Exercise description
In the data below, locate each line with the word "Předmluva" and list it.

Input material
-----

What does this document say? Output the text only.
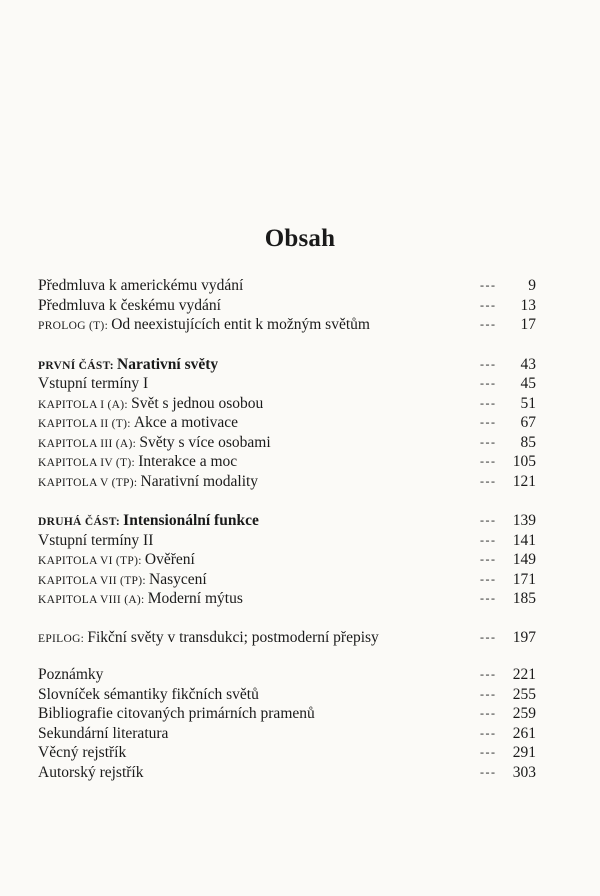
Obsah
Předmluva k americkému vydání	--- 9
Předmluva k českému vydání	--- 13
PROLOG (T): Od neexistujících entit k možným světům	--- 17
PRVNÍ ČÁST: Narativní světy	--- 43
Vstupní termíny I	--- 45
KAPITOLA I (A): Svět s jednou osobou	--- 51
KAPITOLA II (T): Akce a motivace	--- 67
KAPITOLA III (A): Světy s více osobami	--- 85
KAPITOLA IV (T): Interakce a moc	--- 105
KAPITOLA V (TP): Narativní modality	--- 121
DRUHÁ ČÁST: Intensionální funkce	--- 139
Vstupní termíny II	--- 141
KAPITOLA VI (TP): Ověření	--- 149
KAPITOLA VII (TP): Nasycení	--- 171
KAPITOLA VIII (A): Moderní mýtus	--- 185
EPILOG: Fikční světy v transdukci; postmoderní přepisy	--- 197
Poznámky	--- 221
Slovníček sémantiky fikčních světů	--- 255
Bibliografie citovaných primárních pramenů	--- 259
Sekundární literatura	--- 261
Věcný rejstřík	--- 291
Autorský rejstřík	--- 303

-----

Worked answer
Předmluva k americkému vydání	--- 9
Předmluva k českému vydání	--- 13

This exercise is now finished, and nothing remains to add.